◆ **RECORDS SHOWN**:
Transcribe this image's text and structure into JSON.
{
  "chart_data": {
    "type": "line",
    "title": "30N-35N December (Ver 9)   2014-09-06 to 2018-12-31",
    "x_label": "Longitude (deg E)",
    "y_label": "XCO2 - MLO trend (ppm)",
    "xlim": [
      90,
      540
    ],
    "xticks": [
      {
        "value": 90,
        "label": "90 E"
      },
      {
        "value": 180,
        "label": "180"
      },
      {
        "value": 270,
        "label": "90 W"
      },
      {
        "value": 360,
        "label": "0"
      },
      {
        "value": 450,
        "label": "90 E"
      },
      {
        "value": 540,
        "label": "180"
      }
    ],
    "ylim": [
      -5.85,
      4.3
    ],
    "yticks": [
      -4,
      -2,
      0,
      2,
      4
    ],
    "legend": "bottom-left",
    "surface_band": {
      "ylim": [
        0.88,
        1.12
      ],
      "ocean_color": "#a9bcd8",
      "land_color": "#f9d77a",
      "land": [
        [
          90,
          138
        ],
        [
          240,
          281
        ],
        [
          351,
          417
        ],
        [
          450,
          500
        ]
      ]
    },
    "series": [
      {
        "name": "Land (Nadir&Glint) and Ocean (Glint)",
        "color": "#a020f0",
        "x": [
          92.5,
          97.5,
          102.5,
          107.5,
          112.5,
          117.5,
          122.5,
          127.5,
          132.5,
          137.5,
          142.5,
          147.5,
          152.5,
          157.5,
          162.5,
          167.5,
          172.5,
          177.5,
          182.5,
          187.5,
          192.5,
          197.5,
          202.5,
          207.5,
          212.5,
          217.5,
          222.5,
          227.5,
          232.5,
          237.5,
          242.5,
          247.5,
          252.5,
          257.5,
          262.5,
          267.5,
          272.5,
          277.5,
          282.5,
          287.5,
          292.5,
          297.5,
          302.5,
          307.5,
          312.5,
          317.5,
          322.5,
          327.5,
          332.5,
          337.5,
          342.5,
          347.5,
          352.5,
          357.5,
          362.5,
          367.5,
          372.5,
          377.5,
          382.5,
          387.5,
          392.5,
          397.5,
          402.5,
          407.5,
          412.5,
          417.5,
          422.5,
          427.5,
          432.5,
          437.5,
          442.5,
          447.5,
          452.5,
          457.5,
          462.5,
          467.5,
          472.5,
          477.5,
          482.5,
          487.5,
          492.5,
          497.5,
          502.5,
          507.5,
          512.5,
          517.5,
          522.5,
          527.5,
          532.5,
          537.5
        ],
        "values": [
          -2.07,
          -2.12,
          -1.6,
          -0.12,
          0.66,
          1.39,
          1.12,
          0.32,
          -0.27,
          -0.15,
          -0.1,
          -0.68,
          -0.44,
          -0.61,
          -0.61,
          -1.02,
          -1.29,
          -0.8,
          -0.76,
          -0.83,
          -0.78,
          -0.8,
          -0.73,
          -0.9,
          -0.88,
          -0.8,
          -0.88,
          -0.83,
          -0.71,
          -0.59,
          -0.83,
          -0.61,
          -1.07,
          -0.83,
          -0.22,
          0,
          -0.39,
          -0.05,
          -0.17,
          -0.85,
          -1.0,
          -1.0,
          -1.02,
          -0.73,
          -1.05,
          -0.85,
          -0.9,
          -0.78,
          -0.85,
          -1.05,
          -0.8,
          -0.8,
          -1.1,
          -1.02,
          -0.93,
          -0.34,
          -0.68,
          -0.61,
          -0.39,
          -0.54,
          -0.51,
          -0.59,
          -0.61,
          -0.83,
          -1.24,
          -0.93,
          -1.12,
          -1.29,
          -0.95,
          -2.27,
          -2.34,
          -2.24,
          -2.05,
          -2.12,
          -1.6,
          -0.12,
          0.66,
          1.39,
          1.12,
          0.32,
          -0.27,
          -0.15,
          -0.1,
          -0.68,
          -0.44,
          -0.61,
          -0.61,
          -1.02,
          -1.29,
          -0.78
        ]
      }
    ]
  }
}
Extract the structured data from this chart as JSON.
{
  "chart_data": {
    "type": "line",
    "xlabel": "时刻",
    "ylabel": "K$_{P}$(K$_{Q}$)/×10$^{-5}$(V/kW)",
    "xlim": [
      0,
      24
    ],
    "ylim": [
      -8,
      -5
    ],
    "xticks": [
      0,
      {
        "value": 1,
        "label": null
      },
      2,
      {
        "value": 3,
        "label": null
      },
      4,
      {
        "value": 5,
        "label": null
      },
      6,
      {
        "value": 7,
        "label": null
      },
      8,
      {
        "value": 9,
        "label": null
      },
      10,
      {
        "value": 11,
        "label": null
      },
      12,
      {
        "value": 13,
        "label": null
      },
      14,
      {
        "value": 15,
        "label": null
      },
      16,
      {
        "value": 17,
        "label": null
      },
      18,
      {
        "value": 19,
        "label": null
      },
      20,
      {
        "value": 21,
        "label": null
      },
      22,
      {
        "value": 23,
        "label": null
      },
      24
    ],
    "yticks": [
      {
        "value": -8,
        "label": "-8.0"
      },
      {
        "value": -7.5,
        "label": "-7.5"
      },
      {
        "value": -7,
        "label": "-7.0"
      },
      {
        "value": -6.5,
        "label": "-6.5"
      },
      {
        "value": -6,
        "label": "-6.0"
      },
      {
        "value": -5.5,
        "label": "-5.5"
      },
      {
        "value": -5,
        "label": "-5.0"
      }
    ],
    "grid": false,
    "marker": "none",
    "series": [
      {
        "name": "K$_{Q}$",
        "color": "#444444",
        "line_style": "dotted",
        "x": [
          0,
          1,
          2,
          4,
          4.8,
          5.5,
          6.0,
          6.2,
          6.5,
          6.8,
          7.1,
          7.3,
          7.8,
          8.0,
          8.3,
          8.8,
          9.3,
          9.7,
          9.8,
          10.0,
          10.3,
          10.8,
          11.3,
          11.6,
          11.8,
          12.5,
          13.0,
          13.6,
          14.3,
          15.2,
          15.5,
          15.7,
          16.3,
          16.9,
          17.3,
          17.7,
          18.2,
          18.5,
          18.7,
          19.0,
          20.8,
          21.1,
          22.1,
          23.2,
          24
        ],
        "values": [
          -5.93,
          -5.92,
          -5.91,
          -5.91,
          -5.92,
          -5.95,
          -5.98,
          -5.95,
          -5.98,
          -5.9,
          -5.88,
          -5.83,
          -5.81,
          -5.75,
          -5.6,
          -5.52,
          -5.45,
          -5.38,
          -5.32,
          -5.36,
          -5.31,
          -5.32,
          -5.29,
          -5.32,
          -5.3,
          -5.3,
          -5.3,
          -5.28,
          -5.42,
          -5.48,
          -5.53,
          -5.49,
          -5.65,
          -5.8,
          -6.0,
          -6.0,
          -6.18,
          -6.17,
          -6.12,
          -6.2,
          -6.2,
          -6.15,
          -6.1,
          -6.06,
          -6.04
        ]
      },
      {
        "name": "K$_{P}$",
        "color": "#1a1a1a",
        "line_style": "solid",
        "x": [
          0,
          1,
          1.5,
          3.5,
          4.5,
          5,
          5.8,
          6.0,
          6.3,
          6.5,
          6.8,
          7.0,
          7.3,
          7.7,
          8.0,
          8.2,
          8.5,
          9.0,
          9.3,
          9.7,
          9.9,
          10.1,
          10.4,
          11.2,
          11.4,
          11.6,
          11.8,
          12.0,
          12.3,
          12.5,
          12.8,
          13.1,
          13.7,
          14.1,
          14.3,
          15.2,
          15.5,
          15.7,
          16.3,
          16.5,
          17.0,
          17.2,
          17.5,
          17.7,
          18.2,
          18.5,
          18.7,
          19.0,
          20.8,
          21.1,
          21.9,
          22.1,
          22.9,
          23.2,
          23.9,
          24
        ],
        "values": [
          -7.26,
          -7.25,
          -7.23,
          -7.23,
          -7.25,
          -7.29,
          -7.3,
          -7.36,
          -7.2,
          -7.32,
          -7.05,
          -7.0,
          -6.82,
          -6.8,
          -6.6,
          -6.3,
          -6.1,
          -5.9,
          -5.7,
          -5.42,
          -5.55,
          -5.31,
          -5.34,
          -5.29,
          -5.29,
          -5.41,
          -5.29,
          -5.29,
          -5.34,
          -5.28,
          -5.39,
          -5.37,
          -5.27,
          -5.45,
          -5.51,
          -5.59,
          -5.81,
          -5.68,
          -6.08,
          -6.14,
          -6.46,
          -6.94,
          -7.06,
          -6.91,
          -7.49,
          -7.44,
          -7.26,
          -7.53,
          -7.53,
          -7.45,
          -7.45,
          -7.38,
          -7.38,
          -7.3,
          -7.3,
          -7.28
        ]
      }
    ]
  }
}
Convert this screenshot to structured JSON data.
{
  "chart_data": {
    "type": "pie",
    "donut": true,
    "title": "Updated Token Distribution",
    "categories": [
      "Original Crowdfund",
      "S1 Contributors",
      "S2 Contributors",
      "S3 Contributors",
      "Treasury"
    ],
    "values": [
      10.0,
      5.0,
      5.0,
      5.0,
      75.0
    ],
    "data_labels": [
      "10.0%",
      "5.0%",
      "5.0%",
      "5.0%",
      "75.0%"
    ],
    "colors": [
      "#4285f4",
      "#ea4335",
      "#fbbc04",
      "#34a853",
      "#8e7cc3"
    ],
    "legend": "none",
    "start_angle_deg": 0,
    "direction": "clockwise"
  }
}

◆ **THE EXERCISE**: Pick out the lines containing the string "title".

◆ **FINAL RESULT**:
    "title": "30N-35N December (Ver 9)   2014-09-06 to 2018-12-31",
    "title": "Updated Token Distribution",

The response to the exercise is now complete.